Aim>
How many lines of the entries below include the word "visit"? Answer with the number alone.

============

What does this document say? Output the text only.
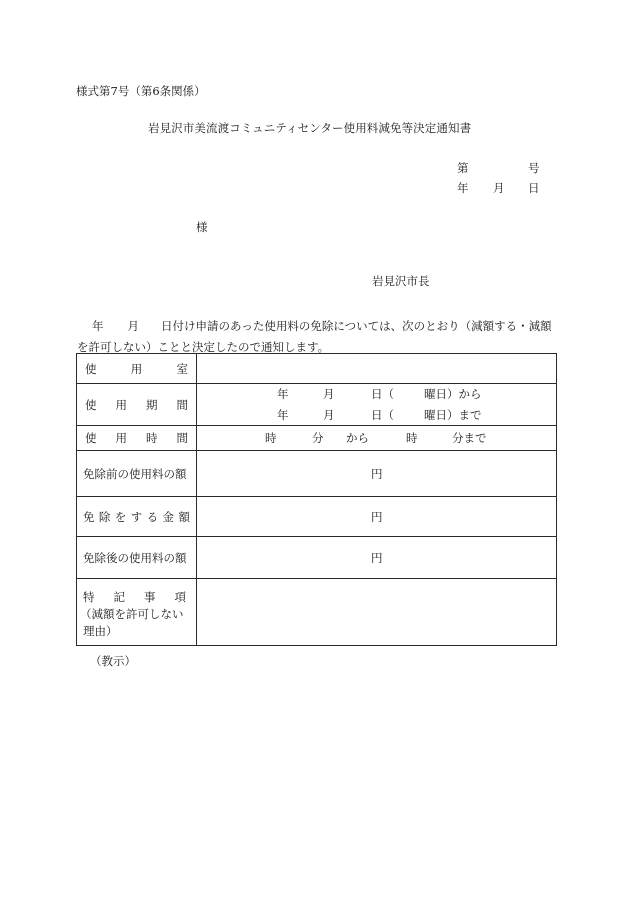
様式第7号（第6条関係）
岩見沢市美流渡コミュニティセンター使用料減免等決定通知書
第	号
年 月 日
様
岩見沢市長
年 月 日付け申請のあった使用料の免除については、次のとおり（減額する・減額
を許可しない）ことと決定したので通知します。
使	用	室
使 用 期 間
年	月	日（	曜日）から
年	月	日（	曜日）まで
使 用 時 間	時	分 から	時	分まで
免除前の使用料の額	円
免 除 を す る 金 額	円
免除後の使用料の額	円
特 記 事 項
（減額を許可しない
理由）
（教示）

============

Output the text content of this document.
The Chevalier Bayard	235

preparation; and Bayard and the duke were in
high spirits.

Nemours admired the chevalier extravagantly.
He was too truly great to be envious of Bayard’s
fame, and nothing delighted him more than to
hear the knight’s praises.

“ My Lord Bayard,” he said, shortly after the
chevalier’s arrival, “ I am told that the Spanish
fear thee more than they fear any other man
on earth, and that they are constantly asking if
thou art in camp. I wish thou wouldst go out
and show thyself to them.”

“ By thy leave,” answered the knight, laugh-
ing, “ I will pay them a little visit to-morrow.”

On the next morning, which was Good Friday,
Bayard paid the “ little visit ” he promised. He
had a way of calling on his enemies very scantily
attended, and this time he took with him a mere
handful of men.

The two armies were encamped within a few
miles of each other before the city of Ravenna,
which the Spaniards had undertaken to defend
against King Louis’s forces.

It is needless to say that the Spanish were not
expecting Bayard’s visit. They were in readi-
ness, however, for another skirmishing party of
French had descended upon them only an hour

============

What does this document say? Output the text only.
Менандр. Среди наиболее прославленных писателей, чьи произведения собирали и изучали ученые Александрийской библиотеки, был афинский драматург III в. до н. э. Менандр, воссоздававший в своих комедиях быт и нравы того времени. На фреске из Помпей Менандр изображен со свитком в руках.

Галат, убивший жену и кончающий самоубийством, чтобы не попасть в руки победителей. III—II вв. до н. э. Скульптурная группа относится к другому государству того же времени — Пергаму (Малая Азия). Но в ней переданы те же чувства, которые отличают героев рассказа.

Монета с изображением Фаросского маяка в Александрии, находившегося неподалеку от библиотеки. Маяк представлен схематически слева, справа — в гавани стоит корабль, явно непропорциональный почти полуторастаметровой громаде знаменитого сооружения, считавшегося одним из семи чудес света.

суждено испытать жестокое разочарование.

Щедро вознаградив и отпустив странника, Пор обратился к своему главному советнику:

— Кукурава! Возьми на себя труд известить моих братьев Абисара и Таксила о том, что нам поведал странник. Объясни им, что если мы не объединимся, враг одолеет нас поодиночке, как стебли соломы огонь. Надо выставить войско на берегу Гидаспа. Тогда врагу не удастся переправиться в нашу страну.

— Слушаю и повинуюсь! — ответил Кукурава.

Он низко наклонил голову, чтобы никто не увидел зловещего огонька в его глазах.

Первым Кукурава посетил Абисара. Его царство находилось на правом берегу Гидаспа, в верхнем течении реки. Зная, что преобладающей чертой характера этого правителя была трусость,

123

============

Answer to the exercise>
3